What this task involves: Your task is to repeat the entries exactly. Leave the pictures out.

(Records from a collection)
▼▼▼
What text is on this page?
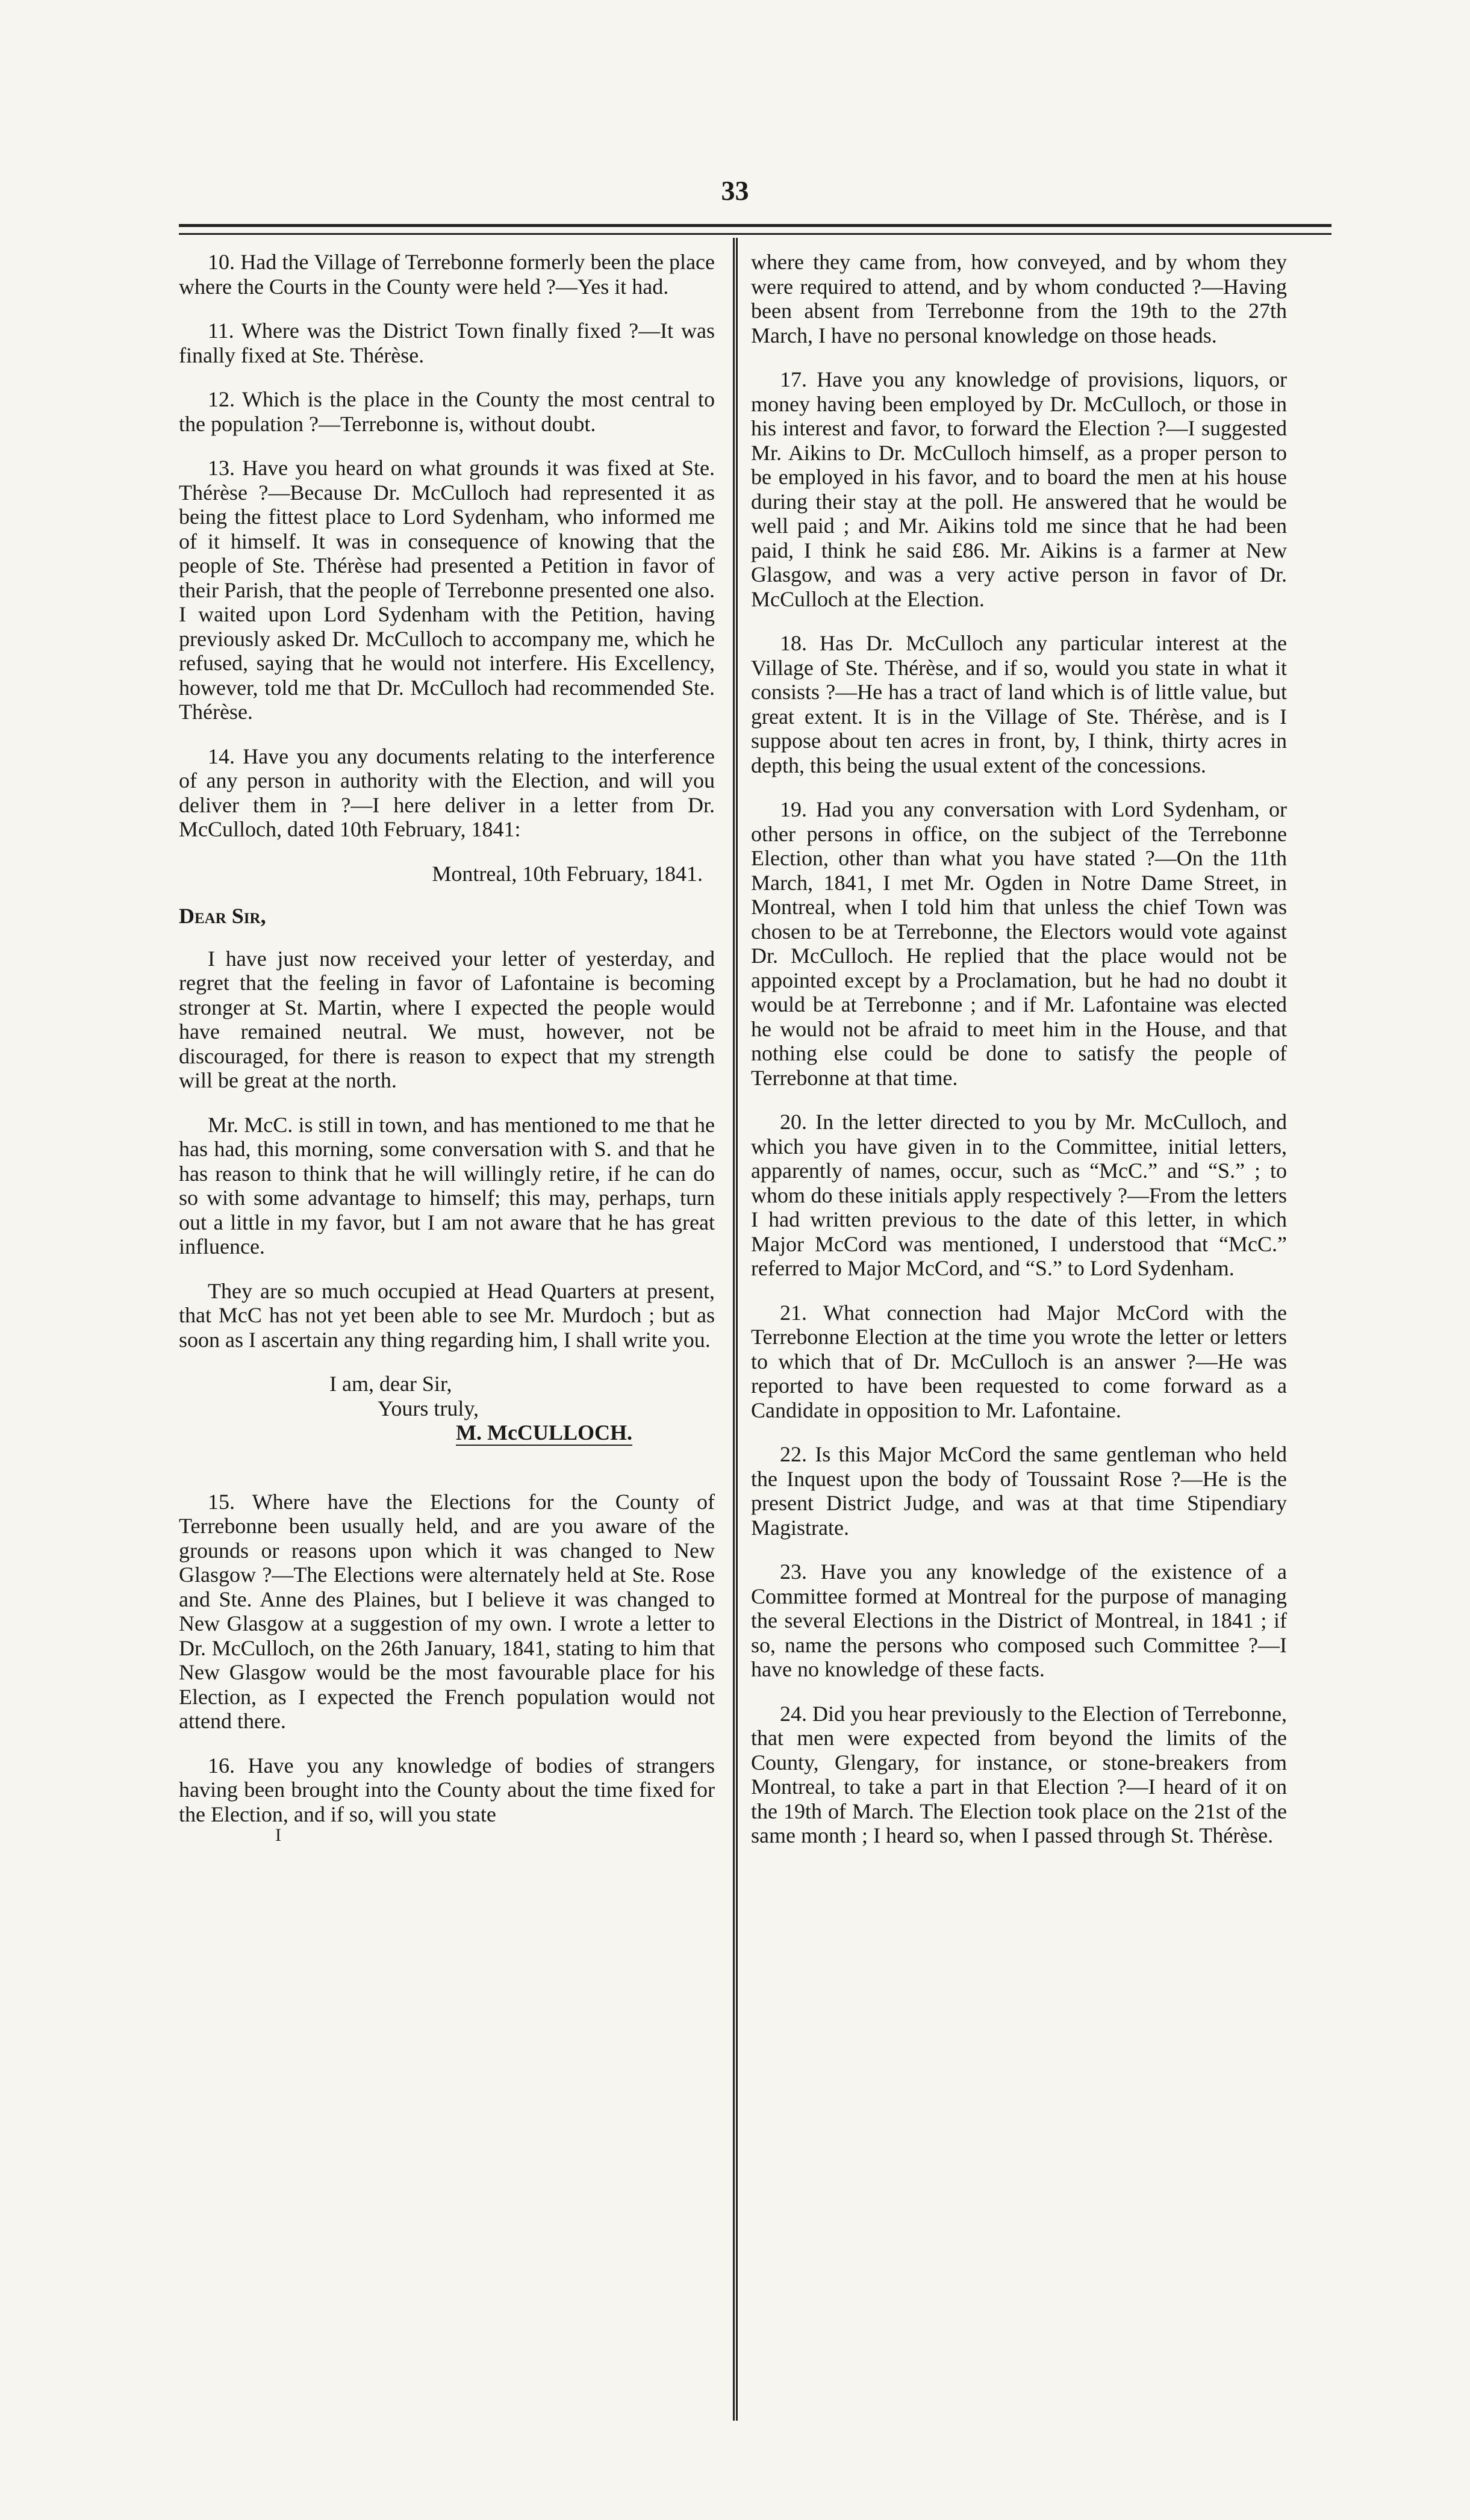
33

10. Had the Village of Terrebonne formerly been the place where the Courts in the County were held ?—Yes it had.

11. Where was the District Town finally fixed ?—It was finally fixed at Ste. Thérèse.

12. Which is the place in the County the most central to the population ?—Terrebonne is, without doubt.

13. Have you heard on what grounds it was fixed at Ste. Thérèse ?—Because Dr. McCulloch had represented it as being the fittest place to Lord Sydenham, who informed me of it himself. It was in consequence of knowing that the people of Ste. Thérèse had presented a Petition in favor of their Parish, that the people of Terrebonne presented one also. I waited upon Lord Sydenham with the Petition, having previously asked Dr. McCulloch to accompany me, which he refused, saying that he would not interfere. His Excellency, however, told me that Dr. McCulloch had recommended Ste. Thérèse.

14. Have you any documents relating to the interference of any person in authority with the Election, and will you deliver them in ?—I here deliver in a letter from Dr. McCulloch, dated 10th February, 1841:

Montreal, 10th February, 1841.

Dear Sir,

I have just now received your letter of yesterday, and regret that the feeling in favor of Lafontaine is becoming stronger at St. Martin, where I expected the people would have remained neutral. We must, however, not be discouraged, for there is reason to expect that my strength will be great at the north.

Mr. McC. is still in town, and has mentioned to me that he has had, this morning, some conversation with S. and that he has reason to think that he will willingly retire, if he can do so with some advantage to himself; this may, perhaps, turn out a little in my favor, but I am not aware that he has great influence.

They are so much occupied at Head Quarters at present, that McC has not yet been able to see Mr. Murdoch ; but as soon as I ascertain any thing regarding him, I shall write you.

I am, dear Sir,

Yours truly,

M. McCULLOCH.

15. Where have the Elections for the County of Terrebonne been usually held, and are you aware of the grounds or reasons upon which it was changed to New Glasgow ?—The Elections were alternately held at Ste. Rose and Ste. Anne des Plaines, but I believe it was changed to New Glasgow at a suggestion of my own. I wrote a letter to Dr. McCulloch, on the 26th January, 1841, stating to him that New Glasgow would be the most favourable place for his Election, as I expected the French population would not attend there.

16. Have you any knowledge of bodies of strangers having been brought into the County about the time fixed for the Election, and if so, will you state

I

where they came from, how conveyed, and by whom they were required to attend, and by whom conducted ?—Having been absent from Terrebonne from the 19th to the 27th March, I have no personal knowledge on those heads.

17. Have you any knowledge of provisions, liquors, or money having been employed by Dr. McCulloch, or those in his interest and favor, to forward the Election ?—I suggested Mr. Aikins to Dr. McCulloch himself, as a proper person to be employed in his favor, and to board the men at his house during their stay at the poll. He answered that he would be well paid ; and Mr. Aikins told me since that he had been paid, I think he said £86. Mr. Aikins is a farmer at New Glasgow, and was a very active person in favor of Dr. McCulloch at the Election.

18. Has Dr. McCulloch any particular interest at the Village of Ste. Thérèse, and if so, would you state in what it consists ?—He has a tract of land which is of little value, but great extent. It is in the Village of Ste. Thérèse, and is I suppose about ten acres in front, by, I think, thirty acres in depth, this being the usual extent of the concessions.

19. Had you any conversation with Lord Sydenham, or other persons in office, on the subject of the Terrebonne Election, other than what you have stated ?—On the 11th March, 1841, I met Mr. Ogden in Notre Dame Street, in Montreal, when I told him that unless the chief Town was chosen to be at Terrebonne, the Electors would vote against Dr. McCulloch. He replied that the place would not be appointed except by a Proclamation, but he had no doubt it would be at Terrebonne ; and if Mr. Lafontaine was elected he would not be afraid to meet him in the House, and that nothing else could be done to satisfy the people of Terrebonne at that time.

20. In the letter directed to you by Mr. McCulloch, and which you have given in to the Committee, initial letters, apparently of names, occur, such as “McC.” and “S.” ; to whom do these initials apply respectively ?—From the letters I had written previous to the date of this letter, in which Major McCord was mentioned, I understood that “McC.” referred to Major McCord, and “S.” to Lord Sydenham.

21. What connection had Major McCord with the Terrebonne Election at the time you wrote the letter or letters to which that of Dr. McCulloch is an answer ?—He was reported to have been requested to come forward as a Candidate in opposition to Mr. Lafontaine.

22. Is this Major McCord the same gentleman who held the Inquest upon the body of Toussaint Rose ?—He is the present District Judge, and was at that time Stipendiary Magistrate.

23. Have you any knowledge of the existence of a Committee formed at Montreal for the purpose of managing the several Elections in the District of Montreal, in 1841 ; if so, name the persons who composed such Committee ?—I have no knowledge of these facts.

24. Did you hear previously to the Election of Terrebonne, that men were expected from beyond the limits of the County, Glengary, for instance, or stone-breakers from Montreal, to take a part in that Election ?—I heard of it on the 19th of March. The Election took place on the 21st of the same month ; I heard so, when I passed through St. Thérèse.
▲▲▲
Correct result:
What text is on this page?
33

10. Had the Village of Terrebonne formerly been the place where the Courts in the County were held ?—Yes it had.

11. Where was the District Town finally fixed ?—It was finally fixed at Ste. Thérèse.

12. Which is the place in the County the most central to the population ?—Terrebonne is, without doubt.

13. Have you heard on what grounds it was fixed at Ste. Thérèse ?—Because Dr. McCulloch had represented it as being the fittest place to Lord Sydenham, who informed me of it himself. It was in consequence of knowing that the people of Ste. Thérèse had presented a Petition in favor of their Parish, that the people of Terrebonne presented one also. I waited upon Lord Sydenham with the Petition, having previously asked Dr. McCulloch to accompany me, which he refused, saying that he would not interfere. His Excellency, however, told me that Dr. McCulloch had recommended Ste. Thérèse.

14. Have you any documents relating to the interference of any person in authority with the Election, and will you deliver them in ?—I here deliver in a letter from Dr. McCulloch, dated 10th February, 1841:

Montreal, 10th February, 1841.

Dear Sir,

I have just now received your letter of yesterday, and regret that the feeling in favor of Lafontaine is becoming stronger at St. Martin, where I expected the people would have remained neutral. We must, however, not be discouraged, for there is reason to expect that my strength will be great at the north.

Mr. McC. is still in town, and has mentioned to me that he has had, this morning, some conversation with S. and that he has reason to think that he will willingly retire, if he can do so with some advantage to himself; this may, perhaps, turn out a little in my favor, but I am not aware that he has great influence.

They are so much occupied at Head Quarters at present, that McC has not yet been able to see Mr. Murdoch ; but as soon as I ascertain any thing regarding him, I shall write you.

I am, dear Sir,

Yours truly,

M. McCULLOCH.

15. Where have the Elections for the County of Terrebonne been usually held, and are you aware of the grounds or reasons upon which it was changed to New Glasgow ?—The Elections were alternately held at Ste. Rose and Ste. Anne des Plaines, but I believe it was changed to New Glasgow at a suggestion of my own. I wrote a letter to Dr. McCulloch, on the 26th January, 1841, stating to him that New Glasgow would be the most favourable place for his Election, as I expected the French population would not attend there.

16. Have you any knowledge of bodies of strangers having been brought into the County about the time fixed for the Election, and if so, will you state

I

where they came from, how conveyed, and by whom they were required to attend, and by whom conducted ?—Having been absent from Terrebonne from the 19th to the 27th March, I have no personal knowledge on those heads.

17. Have you any knowledge of provisions, liquors, or money having been employed by Dr. McCulloch, or those in his interest and favor, to forward the Election ?—I suggested Mr. Aikins to Dr. McCulloch himself, as a proper person to be employed in his favor, and to board the men at his house during their stay at the poll. He answered that he would be well paid ; and Mr. Aikins told me since that he had been paid, I think he said £86. Mr. Aikins is a farmer at New Glasgow, and was a very active person in favor of Dr. McCulloch at the Election.

18. Has Dr. McCulloch any particular interest at the Village of Ste. Thérèse, and if so, would you state in what it consists ?—He has a tract of land which is of little value, but great extent. It is in the Village of Ste. Thérèse, and is I suppose about ten acres in front, by, I think, thirty acres in depth, this being the usual extent of the concessions.

19. Had you any conversation with Lord Sydenham, or other persons in office, on the subject of the Terrebonne Election, other than what you have stated ?—On the 11th March, 1841, I met Mr. Ogden in Notre Dame Street, in Montreal, when I told him that unless the chief Town was chosen to be at Terrebonne, the Electors would vote against Dr. McCulloch. He replied that the place would not be appointed except by a Proclamation, but he had no doubt it would be at Terrebonne ; and if Mr. Lafontaine was elected he would not be afraid to meet him in the House, and that nothing else could be done to satisfy the people of Terrebonne at that time.

20. In the letter directed to you by Mr. McCulloch, and which you have given in to the Committee, initial letters, apparently of names, occur, such as “McC.” and “S.” ; to whom do these initials apply respectively ?—From the letters I had written previous to the date of this letter, in which Major McCord was mentioned, I understood that “McC.” referred to Major McCord, and “S.” to Lord Sydenham.

21. What connection had Major McCord with the Terrebonne Election at the time you wrote the letter or letters to which that of Dr. McCulloch is an answer ?—He was reported to have been requested to come forward as a Candidate in opposition to Mr. Lafontaine.

22. Is this Major McCord the same gentleman who held the Inquest upon the body of Toussaint Rose ?—He is the present District Judge, and was at that time Stipendiary Magistrate.

23. Have you any knowledge of the existence of a Committee formed at Montreal for the purpose of managing the several Elections in the District of Montreal, in 1841 ; if so, name the persons who composed such Committee ?—I have no knowledge of these facts.

24. Did you hear previously to the Election of Terrebonne, that men were expected from beyond the limits of the County, Glengary, for instance, or stone-breakers from Montreal, to take a part in that Election ?—I heard of it on the 19th of March. The Election took place on the 21st of the same month ; I heard so, when I passed through St. Thérèse.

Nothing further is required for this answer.